● WHAT IS REQUIRED:
Set down all of the data that follows word for word, without the images.

● MATERIALS PROVIDED:
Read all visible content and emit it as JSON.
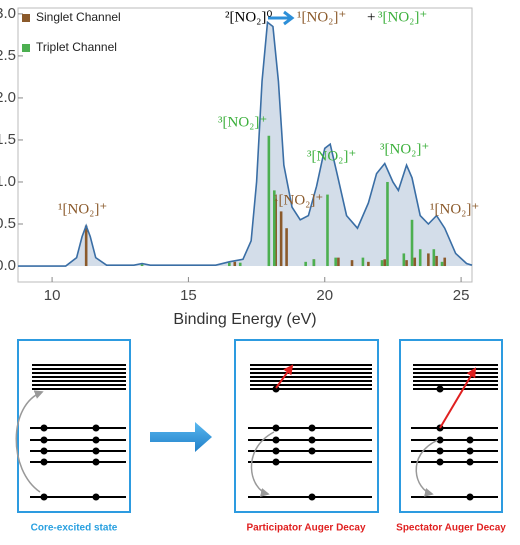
{
  "chart_data": {
    "type": "stick",
    "xlabel": "Binding Energy (eV)",
    "xlim": [
      8.75,
      25.4
    ],
    "xticks": [
      10,
      15,
      20,
      25
    ],
    "ylim": [
      -0.19,
      3.07
    ],
    "yticks": [
      {
        "value": 0,
        "label": "0.0"
      },
      0.5,
      {
        "value": 1,
        "label": "1.0"
      },
      1.5,
      {
        "value": 2,
        "label": "2.0"
      },
      2.5,
      {
        "value": 3,
        "label": "3.0"
      }
    ],
    "legend": "top-left",
    "series": [
      {
        "name": "Singlet Channel",
        "color": "#8b5a2b",
        "x": [
          11.25,
          16.7,
          18.2,
          18.4,
          18.6,
          19.6,
          20.5,
          21.0,
          21.6,
          22.2,
          23.0,
          23.3,
          23.8,
          24.1,
          24.4
        ],
        "values": [
          0.48,
          0.05,
          0.8,
          0.65,
          0.45,
          0.08,
          0.1,
          0.07,
          0.05,
          0.08,
          0.07,
          0.1,
          0.15,
          0.12,
          0.1
        ]
      },
      {
        "name": "Triplet Channel",
        "color": "#4caf50",
        "x": [
          13.3,
          16.5,
          16.9,
          17.95,
          18.15,
          19.3,
          19.6,
          20.1,
          20.4,
          21.4,
          22.1,
          22.3,
          22.9,
          23.2,
          23.5,
          24.0,
          24.3
        ],
        "values": [
          0.02,
          0.04,
          0.04,
          1.55,
          0.9,
          0.05,
          0.08,
          0.85,
          0.1,
          0.1,
          0.07,
          1.0,
          0.15,
          0.55,
          0.2,
          0.2,
          0.05
        ]
      }
    ],
    "envelope": {
      "color": "#3a6ea5",
      "fill": "#d3dde9",
      "x": [
        8.75,
        10.5,
        10.9,
        11.1,
        11.25,
        11.4,
        11.6,
        12,
        13,
        13.3,
        13.6,
        16,
        16.5,
        17,
        17.3,
        17.5,
        17.7,
        17.9,
        18.1,
        18.3,
        18.5,
        18.8,
        19.1,
        19.4,
        19.7,
        20.0,
        20.2,
        20.45,
        20.8,
        21.2,
        21.6,
        21.9,
        22.2,
        22.5,
        22.7,
        23.0,
        23.2,
        23.5,
        23.8,
        24.1,
        24.4,
        24.8,
        25.2,
        25.4
      ],
      "values": [
        0,
        0,
        0.1,
        0.35,
        0.48,
        0.35,
        0.1,
        0.01,
        0.01,
        0.03,
        0.01,
        0.01,
        0.05,
        0.08,
        0.3,
        1.0,
        2.2,
        2.9,
        2.85,
        2.2,
        1.2,
        0.7,
        0.55,
        0.6,
        0.95,
        1.4,
        1.45,
        1.1,
        0.6,
        0.45,
        0.75,
        1.1,
        1.22,
        1.0,
        0.9,
        1.2,
        1.05,
        0.6,
        0.5,
        0.6,
        0.45,
        0.15,
        0.03,
        0.01
      ]
    },
    "annotations": [
      {
        "text": "²[NO₂]⁰",
        "color": "#000000"
      },
      {
        "text": "¹[NO₂]⁺",
        "color": "#8b5a2b"
      },
      {
        "text": "+",
        "color": "#000000"
      },
      {
        "text": "³[NO₂]⁺",
        "color": "#3cb03c"
      },
      {
        "text": "³[NO₂]⁺",
        "color": "#3cb03c"
      },
      {
        "text": "¹[NO₂]⁺",
        "color": "#8b5a2b"
      },
      {
        "text": "³[NO₂]⁺",
        "color": "#3cb03c"
      },
      {
        "text": "³[NO₂]⁺",
        "color": "#3cb03c"
      },
      {
        "text": "¹[NO₂]⁺",
        "color": "#8b5a2b"
      },
      {
        "text": "¹[NO₂]⁺",
        "color": "#8b5a2b"
      }
    ]
  },
  "diagram": {
    "panels": [
      {
        "label": "Core-excited state",
        "color": "#29a0e0"
      },
      {
        "label": "Participator Auger Decay",
        "color": "#e02020"
      },
      {
        "label": "Spectator Auger Decay",
        "color": "#e02020"
      }
    ]
  }
}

● EXERCISE SOLUTION:
Read all visible content and emit it as JSON.
{
  "chart_data": {
    "type": "stick",
    "xlabel": "Binding Energy (eV)",
    "xlim": [
      8.75,
      25.4
    ],
    "xticks": [
      10,
      15,
      20,
      25
    ],
    "ylim": [
      -0.19,
      3.07
    ],
    "yticks": [
      {
        "value": 0,
        "label": "0.0"
      },
      0.5,
      {
        "value": 1,
        "label": "1.0"
      },
      1.5,
      {
        "value": 2,
        "label": "2.0"
      },
      2.5,
      {
        "value": 3,
        "label": "3.0"
      }
    ],
    "legend": "top-left",
    "series": [
      {
        "name": "Singlet Channel",
        "color": "#8b5a2b",
        "x": [
          11.25,
          16.7,
          18.2,
          18.4,
          18.6,
          19.6,
          20.5,
          21.0,
          21.6,
          22.2,
          23.0,
          23.3,
          23.8,
          24.1,
          24.4
        ],
        "values": [
          0.48,
          0.05,
          0.8,
          0.65,
          0.45,
          0.08,
          0.1,
          0.07,
          0.05,
          0.08,
          0.07,
          0.1,
          0.15,
          0.12,
          0.1
        ]
      },
      {
        "name": "Triplet Channel",
        "color": "#4caf50",
        "x": [
          13.3,
          16.5,
          16.9,
          17.95,
          18.15,
          19.3,
          19.6,
          20.1,
          20.4,
          21.4,
          22.1,
          22.3,
          22.9,
          23.2,
          23.5,
          24.0,
          24.3
        ],
        "values": [
          0.02,
          0.04,
          0.04,
          1.55,
          0.9,
          0.05,
          0.08,
          0.85,
          0.1,
          0.1,
          0.07,
          1.0,
          0.15,
          0.55,
          0.2,
          0.2,
          0.05
        ]
      }
    ],
    "envelope": {
      "color": "#3a6ea5",
      "fill": "#d3dde9",
      "x": [
        8.75,
        10.5,
        10.9,
        11.1,
        11.25,
        11.4,
        11.6,
        12,
        13,
        13.3,
        13.6,
        16,
        16.5,
        17,
        17.3,
        17.5,
        17.7,
        17.9,
        18.1,
        18.3,
        18.5,
        18.8,
        19.1,
        19.4,
        19.7,
        20.0,
        20.2,
        20.45,
        20.8,
        21.2,
        21.6,
        21.9,
        22.2,
        22.5,
        22.7,
        23.0,
        23.2,
        23.5,
        23.8,
        24.1,
        24.4,
        24.8,
        25.2,
        25.4
      ],
      "values": [
        0,
        0,
        0.1,
        0.35,
        0.48,
        0.35,
        0.1,
        0.01,
        0.01,
        0.03,
        0.01,
        0.01,
        0.05,
        0.08,
        0.3,
        1.0,
        2.2,
        2.9,
        2.85,
        2.2,
        1.2,
        0.7,
        0.55,
        0.6,
        0.95,
        1.4,
        1.45,
        1.1,
        0.6,
        0.45,
        0.75,
        1.1,
        1.22,
        1.0,
        0.9,
        1.2,
        1.05,
        0.6,
        0.5,
        0.6,
        0.45,
        0.15,
        0.03,
        0.01
      ]
    },
    "annotations": [
      {
        "text": "²[NO₂]⁰",
        "color": "#000000"
      },
      {
        "text": "¹[NO₂]⁺",
        "color": "#8b5a2b"
      },
      {
        "text": "+",
        "color": "#000000"
      },
      {
        "text": "³[NO₂]⁺",
        "color": "#3cb03c"
      },
      {
        "text": "³[NO₂]⁺",
        "color": "#3cb03c"
      },
      {
        "text": "¹[NO₂]⁺",
        "color": "#8b5a2b"
      },
      {
        "text": "³[NO₂]⁺",
        "color": "#3cb03c"
      },
      {
        "text": "³[NO₂]⁺",
        "color": "#3cb03c"
      },
      {
        "text": "¹[NO₂]⁺",
        "color": "#8b5a2b"
      },
      {
        "text": "¹[NO₂]⁺",
        "color": "#8b5a2b"
      }
    ]
  },
  "diagram": {
    "panels": [
      {
        "label": "Core-excited state",
        "color": "#29a0e0"
      },
      {
        "label": "Participator Auger Decay",
        "color": "#e02020"
      },
      {
        "label": "Spectator Auger Decay",
        "color": "#e02020"
      }
    ]
  }
}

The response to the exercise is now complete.